-------- INPUT ROWS

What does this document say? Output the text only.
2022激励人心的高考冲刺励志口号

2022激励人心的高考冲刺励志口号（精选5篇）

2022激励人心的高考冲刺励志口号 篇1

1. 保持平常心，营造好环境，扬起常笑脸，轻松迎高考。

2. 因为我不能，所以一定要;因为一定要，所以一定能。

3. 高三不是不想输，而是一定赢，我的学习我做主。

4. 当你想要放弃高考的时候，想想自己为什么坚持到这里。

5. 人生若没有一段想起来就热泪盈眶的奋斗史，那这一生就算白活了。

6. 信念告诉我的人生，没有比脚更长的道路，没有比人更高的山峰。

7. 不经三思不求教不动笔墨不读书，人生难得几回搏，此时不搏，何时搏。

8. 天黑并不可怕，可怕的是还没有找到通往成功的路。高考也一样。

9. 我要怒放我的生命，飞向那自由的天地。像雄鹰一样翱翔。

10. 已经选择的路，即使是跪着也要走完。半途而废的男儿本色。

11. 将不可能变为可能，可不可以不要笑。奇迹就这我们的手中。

----------------

Retype every entry word for word.

What does this document say? Output the text only.
2022激励人心的高考冲刺励志口号

2022激励人心的高考冲刺励志口号（精选5篇）

2022激励人心的高考冲刺励志口号 篇1

1. 保持平常心，营造好环境，扬起常笑脸，轻松迎高考。

2. 因为我不能，所以一定要;因为一定要，所以一定能。

3. 高三不是不想输，而是一定赢，我的学习我做主。

4. 当你想要放弃高考的时候，想想自己为什么坚持到这里。

5. 人生若没有一段想起来就热泪盈眶的奋斗史，那这一生就算白活了。

6. 信念告诉我的人生，没有比脚更长的道路，没有比人更高的山峰。

7. 不经三思不求教不动笔墨不读书，人生难得几回搏，此时不搏，何时搏。

8. 天黑并不可怕，可怕的是还没有找到通往成功的路。高考也一样。

9. 我要怒放我的生命，飞向那自由的天地。像雄鹰一样翱翔。

10. 已经选择的路，即使是跪着也要走完。半途而废的男儿本色。

11. 将不可能变为可能，可不可以不要笑。奇迹就这我们的手中。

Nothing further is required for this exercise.